*What the task requires:* In the material below, list every line carrying the string "from".

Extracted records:
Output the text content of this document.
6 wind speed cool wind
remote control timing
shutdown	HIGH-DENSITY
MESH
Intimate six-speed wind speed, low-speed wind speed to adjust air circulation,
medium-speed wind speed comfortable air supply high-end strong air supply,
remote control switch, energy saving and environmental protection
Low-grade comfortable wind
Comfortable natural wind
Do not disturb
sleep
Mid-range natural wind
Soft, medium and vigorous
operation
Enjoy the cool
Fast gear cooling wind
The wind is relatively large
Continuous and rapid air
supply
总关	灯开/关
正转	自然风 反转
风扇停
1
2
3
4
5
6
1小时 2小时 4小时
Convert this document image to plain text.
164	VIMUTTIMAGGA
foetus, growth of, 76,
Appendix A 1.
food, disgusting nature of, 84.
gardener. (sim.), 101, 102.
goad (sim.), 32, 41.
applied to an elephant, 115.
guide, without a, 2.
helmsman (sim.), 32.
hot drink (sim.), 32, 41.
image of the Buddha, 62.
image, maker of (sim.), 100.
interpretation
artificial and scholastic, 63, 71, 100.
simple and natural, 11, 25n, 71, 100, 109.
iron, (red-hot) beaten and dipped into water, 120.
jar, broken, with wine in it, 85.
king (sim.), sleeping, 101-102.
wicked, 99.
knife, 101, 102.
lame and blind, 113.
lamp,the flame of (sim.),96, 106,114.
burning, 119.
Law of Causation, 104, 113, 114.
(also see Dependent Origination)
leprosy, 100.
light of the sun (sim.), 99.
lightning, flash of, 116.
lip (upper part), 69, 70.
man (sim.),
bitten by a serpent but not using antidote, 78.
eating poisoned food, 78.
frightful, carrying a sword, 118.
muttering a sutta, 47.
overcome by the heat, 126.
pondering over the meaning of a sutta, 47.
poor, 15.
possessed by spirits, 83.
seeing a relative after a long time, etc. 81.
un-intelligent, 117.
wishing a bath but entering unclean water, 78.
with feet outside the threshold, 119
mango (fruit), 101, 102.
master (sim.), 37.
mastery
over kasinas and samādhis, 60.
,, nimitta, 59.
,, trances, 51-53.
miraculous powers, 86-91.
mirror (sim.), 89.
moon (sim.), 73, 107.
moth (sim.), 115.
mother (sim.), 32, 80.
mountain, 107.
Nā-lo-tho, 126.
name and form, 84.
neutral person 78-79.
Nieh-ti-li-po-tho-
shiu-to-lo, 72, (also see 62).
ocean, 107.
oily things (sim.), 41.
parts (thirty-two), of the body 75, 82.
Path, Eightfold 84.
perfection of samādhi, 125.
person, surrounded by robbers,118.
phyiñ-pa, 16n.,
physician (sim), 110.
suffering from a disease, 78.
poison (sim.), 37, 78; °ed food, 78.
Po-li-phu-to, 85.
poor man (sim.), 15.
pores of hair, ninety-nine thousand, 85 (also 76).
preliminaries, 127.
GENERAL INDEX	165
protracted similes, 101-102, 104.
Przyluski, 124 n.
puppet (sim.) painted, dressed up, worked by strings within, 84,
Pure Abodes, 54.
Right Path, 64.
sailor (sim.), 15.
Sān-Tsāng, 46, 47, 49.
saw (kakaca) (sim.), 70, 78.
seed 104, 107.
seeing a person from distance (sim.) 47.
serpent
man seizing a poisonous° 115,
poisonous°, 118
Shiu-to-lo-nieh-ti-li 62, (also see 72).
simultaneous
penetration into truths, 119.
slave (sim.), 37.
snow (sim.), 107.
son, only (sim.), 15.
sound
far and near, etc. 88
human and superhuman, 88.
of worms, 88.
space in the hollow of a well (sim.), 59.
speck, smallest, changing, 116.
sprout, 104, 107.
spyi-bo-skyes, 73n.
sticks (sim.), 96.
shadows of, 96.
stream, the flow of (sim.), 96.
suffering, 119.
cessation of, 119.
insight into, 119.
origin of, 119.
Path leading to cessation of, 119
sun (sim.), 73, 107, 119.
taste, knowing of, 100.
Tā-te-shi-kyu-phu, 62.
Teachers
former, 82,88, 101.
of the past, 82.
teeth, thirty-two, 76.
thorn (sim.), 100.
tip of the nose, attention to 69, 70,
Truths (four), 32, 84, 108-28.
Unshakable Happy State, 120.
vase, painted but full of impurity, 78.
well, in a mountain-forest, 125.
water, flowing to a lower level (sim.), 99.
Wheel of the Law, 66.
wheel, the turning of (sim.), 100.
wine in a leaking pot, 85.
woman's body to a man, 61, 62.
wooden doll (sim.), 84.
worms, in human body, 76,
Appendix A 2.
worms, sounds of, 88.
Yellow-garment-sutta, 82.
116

*Finished answer:*
suffering from a disease, 78.
seeing a person from distance (sim.) 47.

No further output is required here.